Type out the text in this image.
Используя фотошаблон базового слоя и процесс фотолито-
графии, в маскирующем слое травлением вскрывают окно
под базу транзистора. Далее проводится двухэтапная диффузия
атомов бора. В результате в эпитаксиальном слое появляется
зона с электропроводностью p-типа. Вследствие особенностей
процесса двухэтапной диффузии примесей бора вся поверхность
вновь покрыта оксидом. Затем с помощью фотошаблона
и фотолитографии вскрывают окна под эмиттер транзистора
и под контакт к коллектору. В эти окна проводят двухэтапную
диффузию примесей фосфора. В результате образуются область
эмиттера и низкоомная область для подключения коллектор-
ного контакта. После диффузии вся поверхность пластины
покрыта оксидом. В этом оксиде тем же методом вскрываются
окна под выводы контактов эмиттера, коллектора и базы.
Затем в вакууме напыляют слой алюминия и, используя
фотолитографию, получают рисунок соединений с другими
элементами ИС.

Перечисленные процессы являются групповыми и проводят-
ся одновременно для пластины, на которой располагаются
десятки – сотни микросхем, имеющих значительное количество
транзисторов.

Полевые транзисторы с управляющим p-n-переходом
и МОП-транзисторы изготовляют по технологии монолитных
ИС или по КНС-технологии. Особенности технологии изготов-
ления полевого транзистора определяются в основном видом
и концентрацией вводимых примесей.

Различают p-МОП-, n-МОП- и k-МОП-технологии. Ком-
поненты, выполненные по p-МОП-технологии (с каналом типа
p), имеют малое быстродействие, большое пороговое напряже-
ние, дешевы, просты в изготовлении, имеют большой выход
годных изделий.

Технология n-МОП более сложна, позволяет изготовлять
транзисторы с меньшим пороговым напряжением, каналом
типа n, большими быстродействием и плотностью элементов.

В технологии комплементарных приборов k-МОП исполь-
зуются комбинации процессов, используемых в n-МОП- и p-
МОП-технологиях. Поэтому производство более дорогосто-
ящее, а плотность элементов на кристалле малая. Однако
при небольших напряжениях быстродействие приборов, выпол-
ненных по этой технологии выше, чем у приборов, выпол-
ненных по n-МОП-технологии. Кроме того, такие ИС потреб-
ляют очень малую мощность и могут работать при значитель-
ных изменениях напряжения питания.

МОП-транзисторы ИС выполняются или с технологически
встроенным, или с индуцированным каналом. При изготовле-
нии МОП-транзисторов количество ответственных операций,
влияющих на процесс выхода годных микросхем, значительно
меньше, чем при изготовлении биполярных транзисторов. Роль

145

━━━━━━━━━━

▶ **Aim of the exercise**
Copy out each record exactly as given, omitting none.

▶ **Result below**
Type out the text in this image.
Используя фотошаблон базового слоя и процесс фотолито-
графии, в маскирующем слое травлением вскрывают окно
под базу транзистора. Далее проводится двухэтапная диффузия
атомов бора. В результате в эпитаксиальном слое появляется
зона с электропроводностью p-типа. Вследствие особенностей
процесса двухэтапной диффузии примесей бора вся поверхность
вновь покрыта оксидом. Затем с помощью фотошаблона
и фотолитографии вскрывают окна под эмиттер транзистора
и под контакт к коллектору. В эти окна проводят двухэтапную
диффузию примесей фосфора. В результате образуются область
эмиттера и низкоомная область для подключения коллектор-
ного контакта. После диффузии вся поверхность пластины
покрыта оксидом. В этом оксиде тем же методом вскрываются
окна под выводы контактов эмиттера, коллектора и базы.
Затем в вакууме напыляют слой алюминия и, используя
фотолитографию, получают рисунок соединений с другими
элементами ИС.

Перечисленные процессы являются групповыми и проводят-
ся одновременно для пластины, на которой располагаются
десятки – сотни микросхем, имеющих значительное количество
транзисторов.

Полевые транзисторы с управляющим p-n-переходом
и МОП-транзисторы изготовляют по технологии монолитных
ИС или по КНС-технологии. Особенности технологии изготов-
ления полевого транзистора определяются в основном видом
и концентрацией вводимых примесей.

Различают p-МОП-, n-МОП- и k-МОП-технологии. Ком-
поненты, выполненные по p-МОП-технологии (с каналом типа
p), имеют малое быстродействие, большое пороговое напряже-
ние, дешевы, просты в изготовлении, имеют большой выход
годных изделий.

Технология n-МОП более сложна, позволяет изготовлять
транзисторы с меньшим пороговым напряжением, каналом
типа n, большими быстродействием и плотностью элементов.

В технологии комплементарных приборов k-МОП исполь-
зуются комбинации процессов, используемых в n-МОП- и p-
МОП-технологиях. Поэтому производство более дорогосто-
ящее, а плотность элементов на кристалле малая. Однако
при небольших напряжениях быстродействие приборов, выпол-
ненных по этой технологии выше, чем у приборов, выпол-
ненных по n-МОП-технологии. Кроме того, такие ИС потреб-
ляют очень малую мощность и могут работать при значитель-
ных изменениях напряжения питания.

МОП-транзисторы ИС выполняются или с технологически
встроенным, или с индуцированным каналом. При изготовле-
нии МОП-транзисторов количество ответственных операций,
влияющих на процесс выхода годных микросхем, значительно
меньше, чем при изготовлении биполярных транзисторов. Роль

145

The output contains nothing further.